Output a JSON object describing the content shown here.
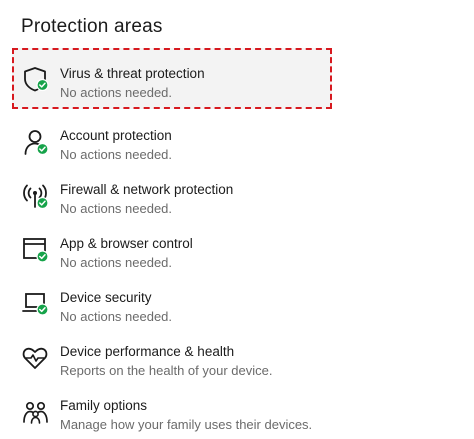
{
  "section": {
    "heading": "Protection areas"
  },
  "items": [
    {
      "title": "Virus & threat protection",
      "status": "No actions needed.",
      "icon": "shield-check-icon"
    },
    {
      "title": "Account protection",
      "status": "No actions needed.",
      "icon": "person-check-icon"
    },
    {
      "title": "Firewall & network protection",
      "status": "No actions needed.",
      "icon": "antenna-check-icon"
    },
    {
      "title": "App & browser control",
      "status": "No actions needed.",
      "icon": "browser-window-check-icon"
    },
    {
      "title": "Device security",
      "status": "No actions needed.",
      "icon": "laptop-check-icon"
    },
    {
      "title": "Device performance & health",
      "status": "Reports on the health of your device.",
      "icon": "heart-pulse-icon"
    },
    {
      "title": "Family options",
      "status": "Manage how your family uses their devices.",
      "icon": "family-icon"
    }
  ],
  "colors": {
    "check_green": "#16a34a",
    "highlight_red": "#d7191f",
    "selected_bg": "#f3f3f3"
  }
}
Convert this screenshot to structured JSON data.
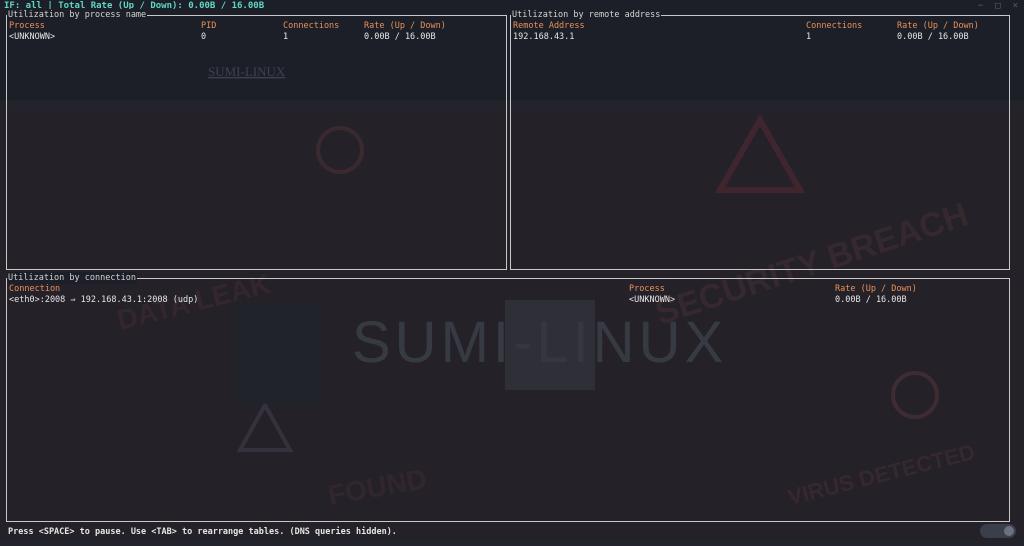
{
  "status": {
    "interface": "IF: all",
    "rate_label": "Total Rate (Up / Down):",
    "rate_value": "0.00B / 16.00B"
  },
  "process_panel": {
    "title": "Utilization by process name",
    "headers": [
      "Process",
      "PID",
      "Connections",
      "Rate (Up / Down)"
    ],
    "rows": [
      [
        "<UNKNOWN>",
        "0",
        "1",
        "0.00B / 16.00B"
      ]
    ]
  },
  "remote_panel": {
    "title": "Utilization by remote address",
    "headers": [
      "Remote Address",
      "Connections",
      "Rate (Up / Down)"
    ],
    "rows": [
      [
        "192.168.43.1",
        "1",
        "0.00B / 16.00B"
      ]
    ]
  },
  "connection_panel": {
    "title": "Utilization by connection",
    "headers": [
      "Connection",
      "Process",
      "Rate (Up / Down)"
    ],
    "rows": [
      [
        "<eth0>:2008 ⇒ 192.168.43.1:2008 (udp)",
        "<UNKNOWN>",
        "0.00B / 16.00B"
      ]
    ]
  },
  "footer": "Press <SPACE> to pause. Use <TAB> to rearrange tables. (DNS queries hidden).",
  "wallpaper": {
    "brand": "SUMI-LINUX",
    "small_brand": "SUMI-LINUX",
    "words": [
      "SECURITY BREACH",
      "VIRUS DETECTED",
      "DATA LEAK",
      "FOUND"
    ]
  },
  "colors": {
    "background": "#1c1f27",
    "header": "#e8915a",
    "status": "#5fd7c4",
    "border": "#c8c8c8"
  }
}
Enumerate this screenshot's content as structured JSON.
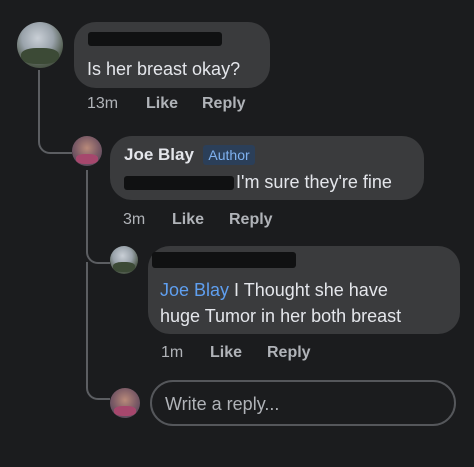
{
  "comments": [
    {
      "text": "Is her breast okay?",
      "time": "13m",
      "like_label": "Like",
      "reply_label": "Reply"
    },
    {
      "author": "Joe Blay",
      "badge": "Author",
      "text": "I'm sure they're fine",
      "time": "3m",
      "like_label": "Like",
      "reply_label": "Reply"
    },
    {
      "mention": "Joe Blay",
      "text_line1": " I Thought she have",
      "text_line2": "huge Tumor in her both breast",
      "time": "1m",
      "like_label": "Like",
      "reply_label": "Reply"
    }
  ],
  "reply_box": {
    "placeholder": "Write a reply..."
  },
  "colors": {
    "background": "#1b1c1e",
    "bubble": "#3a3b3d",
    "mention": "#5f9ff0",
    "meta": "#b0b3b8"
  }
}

- - -

• [Task brief]:
Reproduce the lines above exactly, image-free.

• [Response to this task]:
Output a JSON object describing the content shown here.
{
  "section": {
    "heading": "Protection areas"
  },
  "items": [
    {
      "title": "Virus & threat protection",
      "status": "No actions needed.",
      "icon": "shield-check-icon"
    },
    {
      "title": "Account protection",
      "status": "No actions needed.",
      "icon": "person-check-icon"
    },
    {
      "title": "Firewall & network protection",
      "status": "No actions needed.",
      "icon": "antenna-check-icon"
    },
    {
      "title": "App & browser control",
      "status": "No actions needed.",
      "icon": "browser-window-check-icon"
    },
    {
      "title": "Device security",
      "status": "No actions needed.",
      "icon": "laptop-check-icon"
    },
    {
      "title": "Device performance & health",
      "status": "Reports on the health of your device.",
      "icon": "heart-pulse-icon"
    },
    {
      "title": "Family options",
      "status": "Manage how your family uses their devices.",
      "icon": "family-icon"
    }
  ],
  "colors": {
    "check_green": "#16a34a",
    "highlight_red": "#d7191f",
    "selected_bg": "#f3f3f3"
  }
}
Convert this screenshot to structured JSON data.
{
  "status": {
    "interface": "IF: all",
    "rate_label": "Total Rate (Up / Down):",
    "rate_value": "0.00B / 16.00B"
  },
  "process_panel": {
    "title": "Utilization by process name",
    "headers": [
      "Process",
      "PID",
      "Connections",
      "Rate (Up / Down)"
    ],
    "rows": [
      [
        "<UNKNOWN>",
        "0",
        "1",
        "0.00B / 16.00B"
      ]
    ]
  },
  "remote_panel": {
    "title": "Utilization by remote address",
    "headers": [
      "Remote Address",
      "Connections",
      "Rate (Up / Down)"
    ],
    "rows": [
      [
        "192.168.43.1",
        "1",
        "0.00B / 16.00B"
      ]
    ]
  },
  "connection_panel": {
    "title": "Utilization by connection",
    "headers": [
      "Connection",
      "Process",
      "Rate (Up / Down)"
    ],
    "rows": [
      [
        "<eth0>:2008 ⇒ 192.168.43.1:2008 (udp)",
        "<UNKNOWN>",
        "0.00B / 16.00B"
      ]
    ]
  },
  "footer": "Press <SPACE> to pause. Use <TAB> to rearrange tables. (DNS queries hidden).",
  "wallpaper": {
    "brand": "SUMI-LINUX",
    "small_brand": "SUMI-LINUX",
    "words": [
      "SECURITY BREACH",
      "VIRUS DETECTED",
      "DATA LEAK",
      "FOUND"
    ]
  },
  "colors": {
    "background": "#1c1f27",
    "header": "#e8915a",
    "status": "#5fd7c4",
    "border": "#c8c8c8"
  }
}
Enumerate this screenshot's content as structured JSON.
{
  "comments": [
    {
      "text": "Is her breast okay?",
      "time": "13m",
      "like_label": "Like",
      "reply_label": "Reply"
    },
    {
      "author": "Joe Blay",
      "badge": "Author",
      "text": "I'm sure they're fine",
      "time": "3m",
      "like_label": "Like",
      "reply_label": "Reply"
    },
    {
      "mention": "Joe Blay",
      "text_line1": " I Thought she have",
      "text_line2": "huge Tumor in her both breast",
      "time": "1m",
      "like_label": "Like",
      "reply_label": "Reply"
    }
  ],
  "reply_box": {
    "placeholder": "Write a reply..."
  },
  "colors": {
    "background": "#1b1c1e",
    "bubble": "#3a3b3d",
    "mention": "#5f9ff0",
    "meta": "#b0b3b8"
  }
}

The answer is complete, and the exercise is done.